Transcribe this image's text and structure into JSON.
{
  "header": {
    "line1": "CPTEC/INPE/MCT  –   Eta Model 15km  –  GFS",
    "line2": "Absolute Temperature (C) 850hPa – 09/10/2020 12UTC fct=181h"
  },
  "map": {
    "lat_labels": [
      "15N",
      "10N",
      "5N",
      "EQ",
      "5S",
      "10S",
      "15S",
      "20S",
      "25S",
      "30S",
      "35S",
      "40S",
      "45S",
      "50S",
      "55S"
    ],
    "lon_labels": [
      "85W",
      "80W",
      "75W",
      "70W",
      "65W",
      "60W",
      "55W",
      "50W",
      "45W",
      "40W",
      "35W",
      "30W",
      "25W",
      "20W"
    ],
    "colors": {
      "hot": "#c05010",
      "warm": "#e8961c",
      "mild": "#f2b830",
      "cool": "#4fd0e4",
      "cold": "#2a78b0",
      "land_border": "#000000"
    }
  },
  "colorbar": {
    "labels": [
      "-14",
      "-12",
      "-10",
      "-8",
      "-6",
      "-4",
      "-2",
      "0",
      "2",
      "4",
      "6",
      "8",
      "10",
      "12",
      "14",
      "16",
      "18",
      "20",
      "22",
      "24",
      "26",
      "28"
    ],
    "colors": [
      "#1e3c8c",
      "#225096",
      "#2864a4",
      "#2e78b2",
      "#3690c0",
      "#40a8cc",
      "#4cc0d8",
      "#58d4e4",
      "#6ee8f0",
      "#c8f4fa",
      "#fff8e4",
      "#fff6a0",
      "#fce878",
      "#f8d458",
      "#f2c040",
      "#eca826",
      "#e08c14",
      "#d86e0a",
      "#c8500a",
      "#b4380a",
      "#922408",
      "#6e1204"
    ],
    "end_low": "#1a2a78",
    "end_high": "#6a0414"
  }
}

- [Problem statement]:
Each entry above is to be set down again in exactly the same words.

- [The output]:
Transcribe this image's text and structure into JSON.
{
  "header": {
    "line1": "CPTEC/INPE/MCT  –   Eta Model 15km  –  GFS",
    "line2": "Absolute Temperature (C) 850hPa – 09/10/2020 12UTC fct=181h"
  },
  "map": {
    "lat_labels": [
      "15N",
      "10N",
      "5N",
      "EQ",
      "5S",
      "10S",
      "15S",
      "20S",
      "25S",
      "30S",
      "35S",
      "40S",
      "45S",
      "50S",
      "55S"
    ],
    "lon_labels": [
      "85W",
      "80W",
      "75W",
      "70W",
      "65W",
      "60W",
      "55W",
      "50W",
      "45W",
      "40W",
      "35W",
      "30W",
      "25W",
      "20W"
    ],
    "colors": {
      "hot": "#c05010",
      "warm": "#e8961c",
      "mild": "#f2b830",
      "cool": "#4fd0e4",
      "cold": "#2a78b0",
      "land_border": "#000000"
    }
  },
  "colorbar": {
    "labels": [
      "-14",
      "-12",
      "-10",
      "-8",
      "-6",
      "-4",
      "-2",
      "0",
      "2",
      "4",
      "6",
      "8",
      "10",
      "12",
      "14",
      "16",
      "18",
      "20",
      "22",
      "24",
      "26",
      "28"
    ],
    "colors": [
      "#1e3c8c",
      "#225096",
      "#2864a4",
      "#2e78b2",
      "#3690c0",
      "#40a8cc",
      "#4cc0d8",
      "#58d4e4",
      "#6ee8f0",
      "#c8f4fa",
      "#fff8e4",
      "#fff6a0",
      "#fce878",
      "#f8d458",
      "#f2c040",
      "#eca826",
      "#e08c14",
      "#d86e0a",
      "#c8500a",
      "#b4380a",
      "#922408",
      "#6e1204"
    ],
    "end_low": "#1a2a78",
    "end_high": "#6a0414"
  }
}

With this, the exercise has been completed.